■ What to work on ■
Search the listing below for the string "Dept" and show each line that contains it.

■ Provided entries ■
▽

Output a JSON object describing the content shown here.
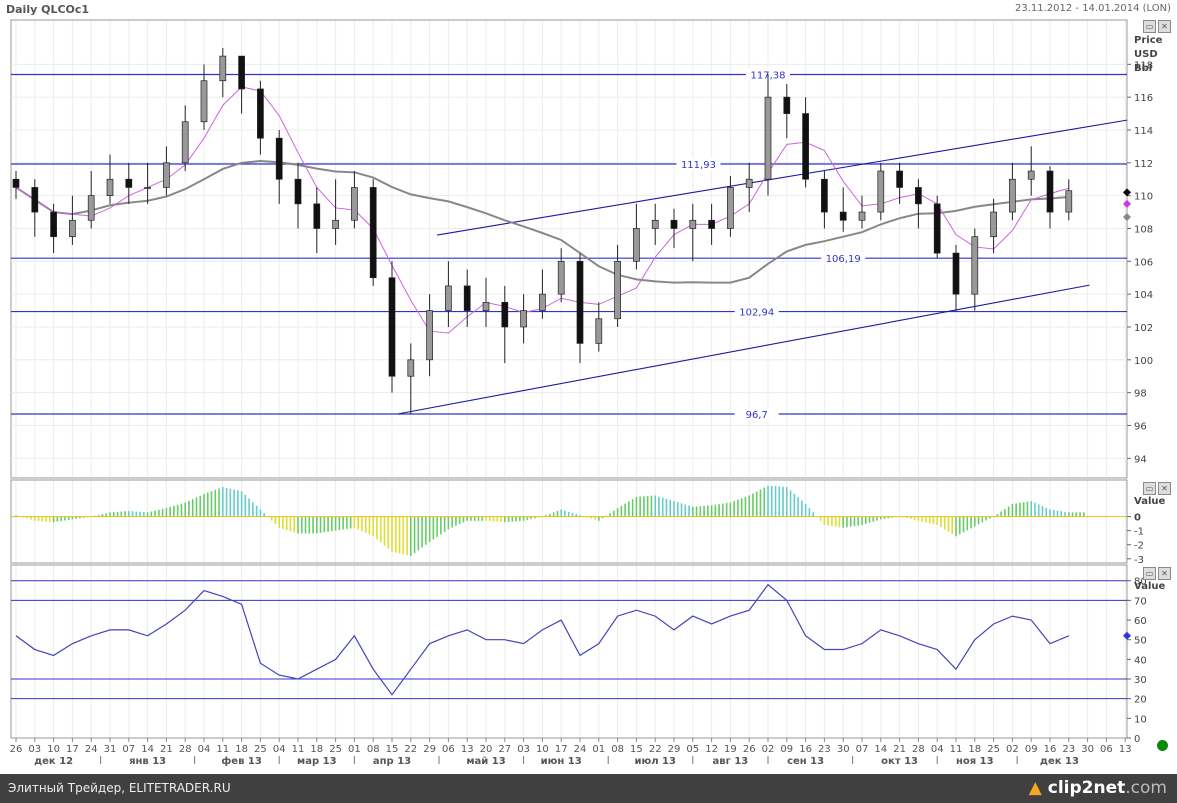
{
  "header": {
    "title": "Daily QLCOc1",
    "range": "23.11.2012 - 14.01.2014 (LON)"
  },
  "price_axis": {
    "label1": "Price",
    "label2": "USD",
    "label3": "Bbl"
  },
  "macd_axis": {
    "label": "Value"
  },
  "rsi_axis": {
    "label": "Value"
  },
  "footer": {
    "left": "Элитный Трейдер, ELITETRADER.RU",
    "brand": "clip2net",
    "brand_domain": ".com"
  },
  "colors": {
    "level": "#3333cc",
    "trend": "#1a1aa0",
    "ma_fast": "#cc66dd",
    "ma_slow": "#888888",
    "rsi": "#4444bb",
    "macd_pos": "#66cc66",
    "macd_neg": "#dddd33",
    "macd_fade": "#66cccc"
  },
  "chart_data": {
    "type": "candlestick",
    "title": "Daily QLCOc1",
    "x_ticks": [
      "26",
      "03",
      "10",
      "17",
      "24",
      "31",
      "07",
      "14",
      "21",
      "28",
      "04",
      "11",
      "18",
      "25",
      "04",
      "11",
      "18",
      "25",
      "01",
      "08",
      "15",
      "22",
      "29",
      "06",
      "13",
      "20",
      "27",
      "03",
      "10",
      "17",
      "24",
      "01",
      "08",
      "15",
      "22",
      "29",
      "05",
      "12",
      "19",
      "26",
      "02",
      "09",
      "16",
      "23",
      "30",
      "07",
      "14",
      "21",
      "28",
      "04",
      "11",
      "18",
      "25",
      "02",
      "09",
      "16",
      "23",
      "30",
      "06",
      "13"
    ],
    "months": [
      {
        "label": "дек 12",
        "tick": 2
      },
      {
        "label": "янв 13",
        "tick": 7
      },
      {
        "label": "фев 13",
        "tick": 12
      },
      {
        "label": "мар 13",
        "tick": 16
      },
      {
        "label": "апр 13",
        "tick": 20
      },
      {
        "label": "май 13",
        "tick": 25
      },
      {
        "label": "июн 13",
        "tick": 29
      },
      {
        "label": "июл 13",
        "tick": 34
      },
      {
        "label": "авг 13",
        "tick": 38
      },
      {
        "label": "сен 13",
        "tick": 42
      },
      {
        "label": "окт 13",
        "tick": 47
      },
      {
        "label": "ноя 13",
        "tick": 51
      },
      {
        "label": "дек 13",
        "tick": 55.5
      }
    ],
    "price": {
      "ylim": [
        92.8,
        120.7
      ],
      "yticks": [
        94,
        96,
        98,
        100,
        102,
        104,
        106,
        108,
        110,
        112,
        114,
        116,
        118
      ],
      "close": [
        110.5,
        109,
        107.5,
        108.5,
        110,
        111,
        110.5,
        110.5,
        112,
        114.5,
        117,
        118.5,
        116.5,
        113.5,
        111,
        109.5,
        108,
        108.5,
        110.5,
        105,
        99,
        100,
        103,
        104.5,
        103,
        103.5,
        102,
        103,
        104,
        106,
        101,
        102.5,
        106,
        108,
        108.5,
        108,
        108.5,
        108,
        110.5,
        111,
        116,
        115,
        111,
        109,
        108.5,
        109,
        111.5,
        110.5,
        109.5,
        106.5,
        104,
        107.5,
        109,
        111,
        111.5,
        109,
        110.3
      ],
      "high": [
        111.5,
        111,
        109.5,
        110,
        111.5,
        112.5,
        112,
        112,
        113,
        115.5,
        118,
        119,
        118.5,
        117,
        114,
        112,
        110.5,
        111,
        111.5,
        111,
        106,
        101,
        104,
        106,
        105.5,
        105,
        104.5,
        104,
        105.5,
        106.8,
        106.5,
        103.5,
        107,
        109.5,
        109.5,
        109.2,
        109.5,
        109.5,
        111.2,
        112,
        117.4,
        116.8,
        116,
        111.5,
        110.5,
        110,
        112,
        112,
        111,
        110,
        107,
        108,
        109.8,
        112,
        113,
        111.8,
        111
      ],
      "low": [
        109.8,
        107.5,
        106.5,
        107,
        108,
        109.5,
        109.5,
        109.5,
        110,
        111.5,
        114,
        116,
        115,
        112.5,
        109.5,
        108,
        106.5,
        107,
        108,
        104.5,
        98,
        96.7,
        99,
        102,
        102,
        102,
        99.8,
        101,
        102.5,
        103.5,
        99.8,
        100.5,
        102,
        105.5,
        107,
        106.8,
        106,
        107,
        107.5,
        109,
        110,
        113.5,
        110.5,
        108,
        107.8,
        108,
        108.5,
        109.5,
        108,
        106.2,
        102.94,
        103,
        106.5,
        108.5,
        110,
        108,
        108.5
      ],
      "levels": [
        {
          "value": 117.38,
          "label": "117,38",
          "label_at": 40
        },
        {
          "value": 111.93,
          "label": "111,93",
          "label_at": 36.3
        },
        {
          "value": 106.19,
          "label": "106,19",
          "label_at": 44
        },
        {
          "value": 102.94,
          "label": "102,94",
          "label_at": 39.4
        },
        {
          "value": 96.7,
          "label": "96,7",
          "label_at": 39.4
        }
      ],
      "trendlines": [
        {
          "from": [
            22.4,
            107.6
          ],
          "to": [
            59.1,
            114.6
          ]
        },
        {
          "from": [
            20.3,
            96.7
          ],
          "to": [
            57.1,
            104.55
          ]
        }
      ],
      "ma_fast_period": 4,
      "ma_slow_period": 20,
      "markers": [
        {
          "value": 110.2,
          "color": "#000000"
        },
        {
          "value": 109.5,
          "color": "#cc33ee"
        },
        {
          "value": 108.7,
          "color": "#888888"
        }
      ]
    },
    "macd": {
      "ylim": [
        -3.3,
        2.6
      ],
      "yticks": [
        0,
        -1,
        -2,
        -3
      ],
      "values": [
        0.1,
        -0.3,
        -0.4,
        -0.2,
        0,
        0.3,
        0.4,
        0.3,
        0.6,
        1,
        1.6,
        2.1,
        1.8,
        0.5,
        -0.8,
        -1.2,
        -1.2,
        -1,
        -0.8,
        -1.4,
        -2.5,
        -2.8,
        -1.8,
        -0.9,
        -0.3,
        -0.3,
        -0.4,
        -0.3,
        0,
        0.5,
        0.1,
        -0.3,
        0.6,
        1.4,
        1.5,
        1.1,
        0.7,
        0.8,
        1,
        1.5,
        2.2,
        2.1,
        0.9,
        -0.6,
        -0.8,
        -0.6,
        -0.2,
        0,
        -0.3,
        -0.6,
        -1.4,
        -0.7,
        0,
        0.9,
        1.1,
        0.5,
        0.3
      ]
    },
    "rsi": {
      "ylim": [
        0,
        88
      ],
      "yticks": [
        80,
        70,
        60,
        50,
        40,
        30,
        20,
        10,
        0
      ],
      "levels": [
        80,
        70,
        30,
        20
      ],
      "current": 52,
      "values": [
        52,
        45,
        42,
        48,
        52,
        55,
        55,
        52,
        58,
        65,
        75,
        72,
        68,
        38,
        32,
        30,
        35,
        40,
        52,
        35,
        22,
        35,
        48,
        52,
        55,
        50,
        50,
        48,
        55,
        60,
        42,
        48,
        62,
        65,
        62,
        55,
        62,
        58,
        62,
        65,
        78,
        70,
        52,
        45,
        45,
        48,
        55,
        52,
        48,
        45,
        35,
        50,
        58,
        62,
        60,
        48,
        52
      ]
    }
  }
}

△
▽

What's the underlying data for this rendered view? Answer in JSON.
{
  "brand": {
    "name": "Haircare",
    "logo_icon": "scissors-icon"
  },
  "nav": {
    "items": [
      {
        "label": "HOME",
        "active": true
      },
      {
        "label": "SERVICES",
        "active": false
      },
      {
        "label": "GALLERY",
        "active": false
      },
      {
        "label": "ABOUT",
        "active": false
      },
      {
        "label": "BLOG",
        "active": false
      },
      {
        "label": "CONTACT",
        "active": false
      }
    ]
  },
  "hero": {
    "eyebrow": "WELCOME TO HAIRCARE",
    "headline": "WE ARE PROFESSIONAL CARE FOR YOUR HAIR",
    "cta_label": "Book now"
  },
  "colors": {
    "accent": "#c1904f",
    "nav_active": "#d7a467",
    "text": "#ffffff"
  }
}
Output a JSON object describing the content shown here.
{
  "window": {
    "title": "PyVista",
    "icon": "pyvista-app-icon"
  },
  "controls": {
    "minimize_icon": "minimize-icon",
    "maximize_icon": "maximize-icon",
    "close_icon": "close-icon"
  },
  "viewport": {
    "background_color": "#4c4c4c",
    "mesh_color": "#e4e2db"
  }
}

△
▽

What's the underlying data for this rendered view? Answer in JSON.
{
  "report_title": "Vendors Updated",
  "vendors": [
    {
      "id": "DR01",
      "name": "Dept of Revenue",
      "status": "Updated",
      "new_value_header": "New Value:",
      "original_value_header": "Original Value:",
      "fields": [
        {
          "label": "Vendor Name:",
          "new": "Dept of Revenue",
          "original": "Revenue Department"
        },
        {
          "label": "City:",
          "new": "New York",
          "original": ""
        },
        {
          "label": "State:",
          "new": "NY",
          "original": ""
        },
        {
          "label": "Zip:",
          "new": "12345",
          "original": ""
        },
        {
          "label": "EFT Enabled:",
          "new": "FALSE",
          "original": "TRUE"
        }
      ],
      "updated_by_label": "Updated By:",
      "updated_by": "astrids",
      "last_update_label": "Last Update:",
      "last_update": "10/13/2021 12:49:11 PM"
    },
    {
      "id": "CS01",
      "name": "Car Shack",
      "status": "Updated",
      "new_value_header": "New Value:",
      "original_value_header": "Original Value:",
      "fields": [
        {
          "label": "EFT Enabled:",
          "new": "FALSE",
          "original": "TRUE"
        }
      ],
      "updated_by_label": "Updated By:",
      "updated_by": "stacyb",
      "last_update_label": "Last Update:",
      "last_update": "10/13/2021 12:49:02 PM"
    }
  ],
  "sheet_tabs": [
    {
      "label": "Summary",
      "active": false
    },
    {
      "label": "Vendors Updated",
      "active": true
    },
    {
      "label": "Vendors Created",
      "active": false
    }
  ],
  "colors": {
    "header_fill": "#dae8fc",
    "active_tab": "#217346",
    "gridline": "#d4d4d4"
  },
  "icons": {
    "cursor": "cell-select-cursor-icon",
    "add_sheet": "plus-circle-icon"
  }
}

△

■ The result ■
      "name": "Dept of Revenue",
          "new": "Dept of Revenue",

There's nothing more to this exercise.